Texto seleccionado:
Los meses de enero y febrero nos traen cambios térmicos bruscos y, como cada año, nos envuelven en una tormenta de epidemia gripal y de muchas otras infecciones virales.

Congestión nasal, estornudos, debilidad, fatiga, dolor difuso muscular, dolor de cabeza, vista borrosa, irritabilidad, a veces dolor abdominal, problemas del estomago y mucho mas, son algunos de los múltiples síntomas que van a perjudicar mucho nuestra calidad de vida por un tiempo corto o quizás mas largo.

Los virus no poseen  estructura propia, no llevan la célula completa; son criaturas que por su forma recuerdan a una nave extraterrestre y que transportan en su interior información genética.  Para poder vivir y multiplicarse los virus tienen que utilizar las células de otro organismo.

Extracto de datos:

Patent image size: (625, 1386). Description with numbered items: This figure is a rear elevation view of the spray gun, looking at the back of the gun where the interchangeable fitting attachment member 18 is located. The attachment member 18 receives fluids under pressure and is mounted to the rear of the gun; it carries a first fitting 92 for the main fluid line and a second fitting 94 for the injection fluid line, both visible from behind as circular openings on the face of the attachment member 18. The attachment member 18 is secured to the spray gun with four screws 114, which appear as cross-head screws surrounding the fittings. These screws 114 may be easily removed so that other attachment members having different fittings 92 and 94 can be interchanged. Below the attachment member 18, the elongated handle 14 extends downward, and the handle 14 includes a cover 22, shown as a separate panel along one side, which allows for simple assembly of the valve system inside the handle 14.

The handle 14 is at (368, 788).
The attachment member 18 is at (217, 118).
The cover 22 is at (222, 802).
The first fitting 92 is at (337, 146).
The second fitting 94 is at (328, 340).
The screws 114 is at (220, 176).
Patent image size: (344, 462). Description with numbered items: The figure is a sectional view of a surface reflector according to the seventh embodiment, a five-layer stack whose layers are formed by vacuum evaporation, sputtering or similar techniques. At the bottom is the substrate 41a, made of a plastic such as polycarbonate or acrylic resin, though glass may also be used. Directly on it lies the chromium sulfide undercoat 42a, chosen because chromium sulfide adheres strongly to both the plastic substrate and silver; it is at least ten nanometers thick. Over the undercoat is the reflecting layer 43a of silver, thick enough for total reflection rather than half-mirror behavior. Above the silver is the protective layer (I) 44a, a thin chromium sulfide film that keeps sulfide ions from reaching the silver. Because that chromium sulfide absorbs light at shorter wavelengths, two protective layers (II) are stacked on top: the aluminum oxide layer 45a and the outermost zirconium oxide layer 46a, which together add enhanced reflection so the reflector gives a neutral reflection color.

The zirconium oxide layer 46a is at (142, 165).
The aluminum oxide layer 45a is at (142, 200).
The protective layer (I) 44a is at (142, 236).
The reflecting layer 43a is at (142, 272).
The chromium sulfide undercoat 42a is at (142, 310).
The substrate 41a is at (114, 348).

Consigna:
Reproduzca íntegramente, sin cambiar una sola palabra ni signo, el texto sobre la gripe y los virus.

Ejercicio resuelto:
Los meses de enero y febrero nos traen cambios térmicos bruscos y, como cada año, nos envuelven en una tormenta de epidemia gripal y de muchas otras infecciones virales.

Congestión nasal, estornudos, debilidad, fatiga, dolor difuso muscular, dolor de cabeza, vista borrosa, irritabilidad, a veces dolor abdominal, problemas del estomago y mucho mas, son algunos de los múltiples síntomas que van a perjudicar mucho nuestra calidad de vida por un tiempo corto o quizás mas largo.

Los virus no poseen  estructura propia, no llevan la célula completa; son criaturas que por su forma recuerdan a una nave extraterrestre y que transportan en su interior información genética.  Para poder vivir y multiplicarse los virus tienen que utilizar las células de otro organismo.